Excerpts from a figure dataset

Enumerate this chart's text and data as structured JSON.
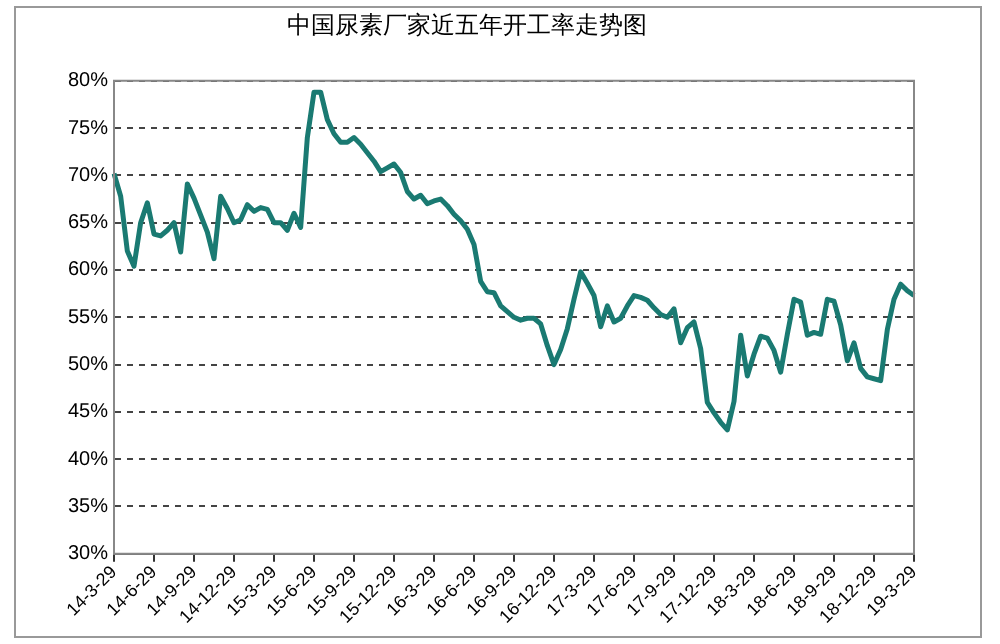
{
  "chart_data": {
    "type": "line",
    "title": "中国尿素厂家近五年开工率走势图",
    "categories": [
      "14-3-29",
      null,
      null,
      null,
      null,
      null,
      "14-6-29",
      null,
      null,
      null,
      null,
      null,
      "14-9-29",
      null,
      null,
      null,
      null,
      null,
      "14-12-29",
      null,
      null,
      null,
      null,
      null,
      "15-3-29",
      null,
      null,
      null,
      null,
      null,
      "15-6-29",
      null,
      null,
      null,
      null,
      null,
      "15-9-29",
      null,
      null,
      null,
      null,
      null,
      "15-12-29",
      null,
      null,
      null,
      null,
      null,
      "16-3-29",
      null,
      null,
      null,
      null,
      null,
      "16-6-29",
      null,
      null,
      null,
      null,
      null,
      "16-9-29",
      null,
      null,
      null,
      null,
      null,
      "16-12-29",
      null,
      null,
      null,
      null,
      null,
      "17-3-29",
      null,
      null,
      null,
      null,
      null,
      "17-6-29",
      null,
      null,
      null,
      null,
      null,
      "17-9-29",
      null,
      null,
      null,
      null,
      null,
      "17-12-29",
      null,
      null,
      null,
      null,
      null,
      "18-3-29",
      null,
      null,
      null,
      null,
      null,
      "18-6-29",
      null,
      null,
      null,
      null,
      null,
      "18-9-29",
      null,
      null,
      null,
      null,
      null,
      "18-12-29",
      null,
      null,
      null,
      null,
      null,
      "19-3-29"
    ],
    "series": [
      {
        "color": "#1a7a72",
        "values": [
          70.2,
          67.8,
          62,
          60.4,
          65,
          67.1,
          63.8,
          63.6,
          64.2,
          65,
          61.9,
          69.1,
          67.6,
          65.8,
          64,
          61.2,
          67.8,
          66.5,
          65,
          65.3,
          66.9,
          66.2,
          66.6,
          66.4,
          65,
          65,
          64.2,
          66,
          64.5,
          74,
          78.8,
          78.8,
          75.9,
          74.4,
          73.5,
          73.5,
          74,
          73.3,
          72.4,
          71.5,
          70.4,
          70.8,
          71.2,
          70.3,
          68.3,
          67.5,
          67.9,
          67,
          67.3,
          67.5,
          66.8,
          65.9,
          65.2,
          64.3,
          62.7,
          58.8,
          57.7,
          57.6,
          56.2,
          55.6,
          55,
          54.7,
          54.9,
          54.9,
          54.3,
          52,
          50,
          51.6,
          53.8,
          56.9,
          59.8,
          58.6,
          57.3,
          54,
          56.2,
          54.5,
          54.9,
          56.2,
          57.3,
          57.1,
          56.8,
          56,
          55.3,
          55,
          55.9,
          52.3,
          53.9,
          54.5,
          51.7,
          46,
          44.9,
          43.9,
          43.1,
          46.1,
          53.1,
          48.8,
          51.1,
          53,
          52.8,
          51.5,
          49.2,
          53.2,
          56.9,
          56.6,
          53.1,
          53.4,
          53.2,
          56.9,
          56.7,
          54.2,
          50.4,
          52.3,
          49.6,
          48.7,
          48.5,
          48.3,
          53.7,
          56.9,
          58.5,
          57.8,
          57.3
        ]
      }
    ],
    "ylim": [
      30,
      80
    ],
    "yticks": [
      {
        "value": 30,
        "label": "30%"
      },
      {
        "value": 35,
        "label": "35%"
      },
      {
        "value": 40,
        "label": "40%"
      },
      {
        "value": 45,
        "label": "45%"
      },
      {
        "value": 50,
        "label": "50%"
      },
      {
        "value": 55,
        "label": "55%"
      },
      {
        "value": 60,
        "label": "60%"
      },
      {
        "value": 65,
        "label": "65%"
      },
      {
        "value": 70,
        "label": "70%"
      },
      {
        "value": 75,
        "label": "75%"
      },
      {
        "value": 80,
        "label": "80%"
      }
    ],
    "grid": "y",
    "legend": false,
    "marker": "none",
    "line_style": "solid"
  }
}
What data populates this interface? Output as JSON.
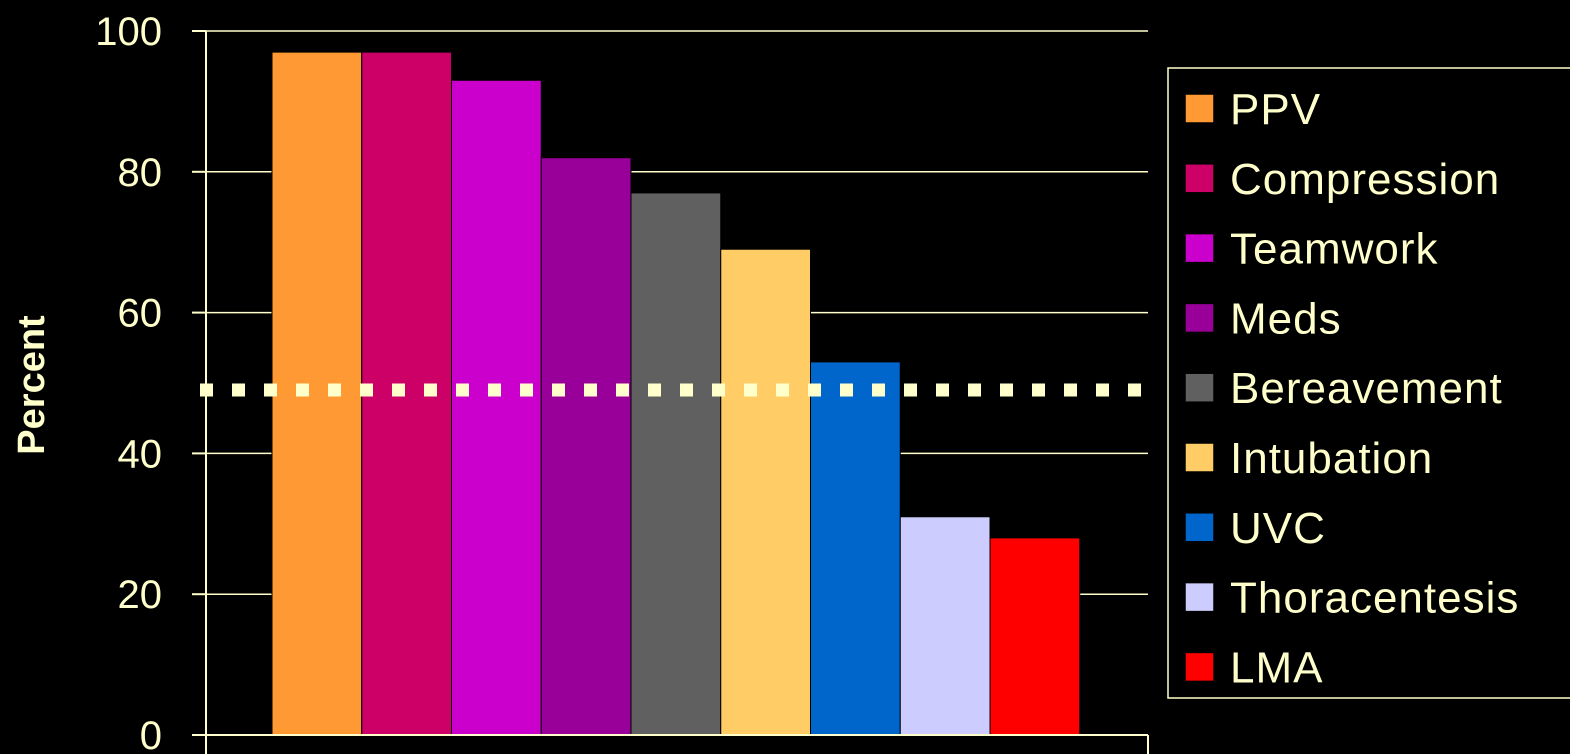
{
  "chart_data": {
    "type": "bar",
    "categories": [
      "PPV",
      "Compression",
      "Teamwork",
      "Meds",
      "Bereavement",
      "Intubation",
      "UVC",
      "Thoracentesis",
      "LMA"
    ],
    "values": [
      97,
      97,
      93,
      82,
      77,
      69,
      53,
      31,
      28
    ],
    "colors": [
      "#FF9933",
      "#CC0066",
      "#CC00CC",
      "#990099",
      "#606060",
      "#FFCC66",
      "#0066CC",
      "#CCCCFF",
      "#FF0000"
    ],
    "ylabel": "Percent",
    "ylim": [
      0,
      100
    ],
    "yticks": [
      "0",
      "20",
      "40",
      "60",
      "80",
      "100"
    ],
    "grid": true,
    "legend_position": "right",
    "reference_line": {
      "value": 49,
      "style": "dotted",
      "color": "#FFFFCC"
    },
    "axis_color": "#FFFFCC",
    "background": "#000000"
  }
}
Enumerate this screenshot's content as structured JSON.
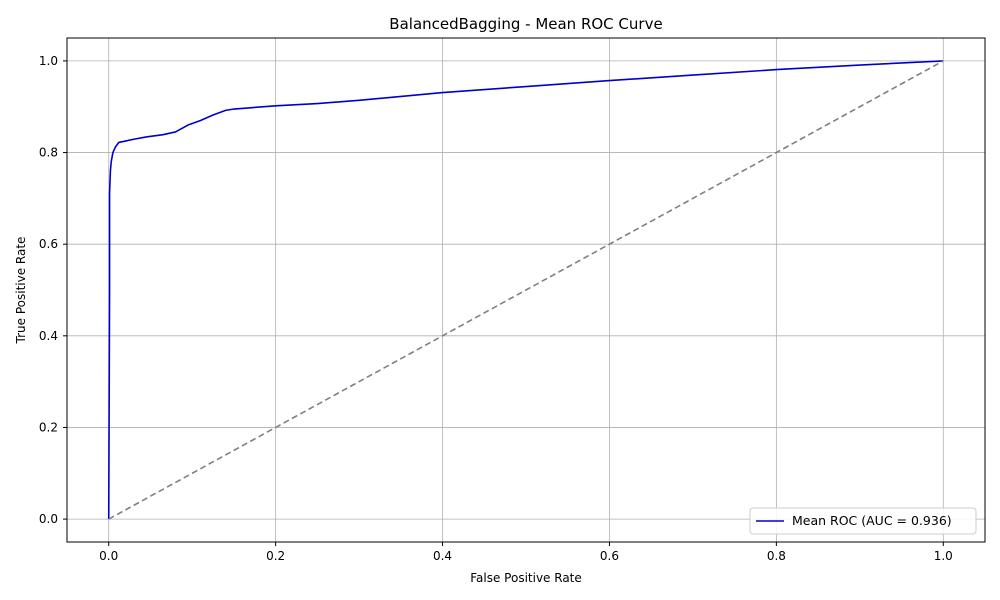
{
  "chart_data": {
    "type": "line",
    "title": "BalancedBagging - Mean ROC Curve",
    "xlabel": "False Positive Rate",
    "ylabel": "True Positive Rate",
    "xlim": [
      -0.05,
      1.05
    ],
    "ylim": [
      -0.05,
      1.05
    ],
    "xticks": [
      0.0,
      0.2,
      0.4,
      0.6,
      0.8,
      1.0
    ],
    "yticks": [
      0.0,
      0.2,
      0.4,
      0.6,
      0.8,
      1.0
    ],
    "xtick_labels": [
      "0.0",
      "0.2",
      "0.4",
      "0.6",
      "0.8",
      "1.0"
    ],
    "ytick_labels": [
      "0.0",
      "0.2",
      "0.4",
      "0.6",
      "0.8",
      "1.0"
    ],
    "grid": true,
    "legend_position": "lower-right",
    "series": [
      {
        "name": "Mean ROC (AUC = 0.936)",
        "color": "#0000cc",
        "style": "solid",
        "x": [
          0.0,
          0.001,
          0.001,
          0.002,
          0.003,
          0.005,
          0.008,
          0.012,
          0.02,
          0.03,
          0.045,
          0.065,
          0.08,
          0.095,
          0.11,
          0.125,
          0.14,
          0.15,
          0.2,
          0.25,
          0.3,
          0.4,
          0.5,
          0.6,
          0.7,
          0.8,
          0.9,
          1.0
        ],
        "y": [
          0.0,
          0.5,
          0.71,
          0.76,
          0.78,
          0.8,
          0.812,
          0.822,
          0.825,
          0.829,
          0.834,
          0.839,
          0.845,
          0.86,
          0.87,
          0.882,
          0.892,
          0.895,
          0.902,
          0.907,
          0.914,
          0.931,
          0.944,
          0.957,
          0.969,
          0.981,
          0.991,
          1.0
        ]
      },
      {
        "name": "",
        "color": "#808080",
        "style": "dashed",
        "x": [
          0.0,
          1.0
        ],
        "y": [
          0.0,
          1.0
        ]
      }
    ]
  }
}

- [Objective]:
Extract every line of the data exactly; pictures stay out.

- [Task result]:
Enumerate this chart's text and data as structured JSON.
{
  "chart_data": {
    "type": "line",
    "title": "中国尿素厂家近五年开工率走势图",
    "categories": [
      "14-3-29",
      null,
      null,
      null,
      null,
      null,
      "14-6-29",
      null,
      null,
      null,
      null,
      null,
      "14-9-29",
      null,
      null,
      null,
      null,
      null,
      "14-12-29",
      null,
      null,
      null,
      null,
      null,
      "15-3-29",
      null,
      null,
      null,
      null,
      null,
      "15-6-29",
      null,
      null,
      null,
      null,
      null,
      "15-9-29",
      null,
      null,
      null,
      null,
      null,
      "15-12-29",
      null,
      null,
      null,
      null,
      null,
      "16-3-29",
      null,
      null,
      null,
      null,
      null,
      "16-6-29",
      null,
      null,
      null,
      null,
      null,
      "16-9-29",
      null,
      null,
      null,
      null,
      null,
      "16-12-29",
      null,
      null,
      null,
      null,
      null,
      "17-3-29",
      null,
      null,
      null,
      null,
      null,
      "17-6-29",
      null,
      null,
      null,
      null,
      null,
      "17-9-29",
      null,
      null,
      null,
      null,
      null,
      "17-12-29",
      null,
      null,
      null,
      null,
      null,
      "18-3-29",
      null,
      null,
      null,
      null,
      null,
      "18-6-29",
      null,
      null,
      null,
      null,
      null,
      "18-9-29",
      null,
      null,
      null,
      null,
      null,
      "18-12-29",
      null,
      null,
      null,
      null,
      null,
      "19-3-29"
    ],
    "series": [
      {
        "color": "#1a7a72",
        "values": [
          70.2,
          67.8,
          62,
          60.4,
          65,
          67.1,
          63.8,
          63.6,
          64.2,
          65,
          61.9,
          69.1,
          67.6,
          65.8,
          64,
          61.2,
          67.8,
          66.5,
          65,
          65.3,
          66.9,
          66.2,
          66.6,
          66.4,
          65,
          65,
          64.2,
          66,
          64.5,
          74,
          78.8,
          78.8,
          75.9,
          74.4,
          73.5,
          73.5,
          74,
          73.3,
          72.4,
          71.5,
          70.4,
          70.8,
          71.2,
          70.3,
          68.3,
          67.5,
          67.9,
          67,
          67.3,
          67.5,
          66.8,
          65.9,
          65.2,
          64.3,
          62.7,
          58.8,
          57.7,
          57.6,
          56.2,
          55.6,
          55,
          54.7,
          54.9,
          54.9,
          54.3,
          52,
          50,
          51.6,
          53.8,
          56.9,
          59.8,
          58.6,
          57.3,
          54,
          56.2,
          54.5,
          54.9,
          56.2,
          57.3,
          57.1,
          56.8,
          56,
          55.3,
          55,
          55.9,
          52.3,
          53.9,
          54.5,
          51.7,
          46,
          44.9,
          43.9,
          43.1,
          46.1,
          53.1,
          48.8,
          51.1,
          53,
          52.8,
          51.5,
          49.2,
          53.2,
          56.9,
          56.6,
          53.1,
          53.4,
          53.2,
          56.9,
          56.7,
          54.2,
          50.4,
          52.3,
          49.6,
          48.7,
          48.5,
          48.3,
          53.7,
          56.9,
          58.5,
          57.8,
          57.3
        ]
      }
    ],
    "ylim": [
      30,
      80
    ],
    "yticks": [
      {
        "value": 30,
        "label": "30%"
      },
      {
        "value": 35,
        "label": "35%"
      },
      {
        "value": 40,
        "label": "40%"
      },
      {
        "value": 45,
        "label": "45%"
      },
      {
        "value": 50,
        "label": "50%"
      },
      {
        "value": 55,
        "label": "55%"
      },
      {
        "value": 60,
        "label": "60%"
      },
      {
        "value": 65,
        "label": "65%"
      },
      {
        "value": 70,
        "label": "70%"
      },
      {
        "value": 75,
        "label": "75%"
      },
      {
        "value": 80,
        "label": "80%"
      }
    ],
    "grid": "y",
    "legend": false,
    "marker": "none",
    "line_style": "solid"
  }
}
What data populates this interface? Output as JSON.
{
  "chart_data": {
    "type": "bar",
    "categories": [
      "PPV",
      "Compression",
      "Teamwork",
      "Meds",
      "Bereavement",
      "Intubation",
      "UVC",
      "Thoracentesis",
      "LMA"
    ],
    "values": [
      97,
      97,
      93,
      82,
      77,
      69,
      53,
      31,
      28
    ],
    "colors": [
      "#FF9933",
      "#CC0066",
      "#CC00CC",
      "#990099",
      "#606060",
      "#FFCC66",
      "#0066CC",
      "#CCCCFF",
      "#FF0000"
    ],
    "ylabel": "Percent",
    "ylim": [
      0,
      100
    ],
    "yticks": [
      "0",
      "20",
      "40",
      "60",
      "80",
      "100"
    ],
    "grid": true,
    "legend_position": "right",
    "reference_line": {
      "value": 49,
      "style": "dotted",
      "color": "#FFFFCC"
    },
    "axis_color": "#FFFFCC",
    "background": "#000000"
  }
}
Enumerate this screenshot's content as structured JSON.
{
  "chart_data": {
    "type": "line",
    "title": "BalancedBagging - Mean ROC Curve",
    "xlabel": "False Positive Rate",
    "ylabel": "True Positive Rate",
    "xlim": [
      -0.05,
      1.05
    ],
    "ylim": [
      -0.05,
      1.05
    ],
    "xticks": [
      0.0,
      0.2,
      0.4,
      0.6,
      0.8,
      1.0
    ],
    "yticks": [
      0.0,
      0.2,
      0.4,
      0.6,
      0.8,
      1.0
    ],
    "xtick_labels": [
      "0.0",
      "0.2",
      "0.4",
      "0.6",
      "0.8",
      "1.0"
    ],
    "ytick_labels": [
      "0.0",
      "0.2",
      "0.4",
      "0.6",
      "0.8",
      "1.0"
    ],
    "grid": true,
    "legend_position": "lower-right",
    "series": [
      {
        "name": "Mean ROC (AUC = 0.936)",
        "color": "#0000cc",
        "style": "solid",
        "x": [
          0.0,
          0.001,
          0.001,
          0.002,
          0.003,
          0.005,
          0.008,
          0.012,
          0.02,
          0.03,
          0.045,
          0.065,
          0.08,
          0.095,
          0.11,
          0.125,
          0.14,
          0.15,
          0.2,
          0.25,
          0.3,
          0.4,
          0.5,
          0.6,
          0.7,
          0.8,
          0.9,
          1.0
        ],
        "y": [
          0.0,
          0.5,
          0.71,
          0.76,
          0.78,
          0.8,
          0.812,
          0.822,
          0.825,
          0.829,
          0.834,
          0.839,
          0.845,
          0.86,
          0.87,
          0.882,
          0.892,
          0.895,
          0.902,
          0.907,
          0.914,
          0.931,
          0.944,
          0.957,
          0.969,
          0.981,
          0.991,
          1.0
        ]
      },
      {
        "name": "",
        "color": "#808080",
        "style": "dashed",
        "x": [
          0.0,
          1.0
        ],
        "y": [
          0.0,
          1.0
        ]
      }
    ]
  }
}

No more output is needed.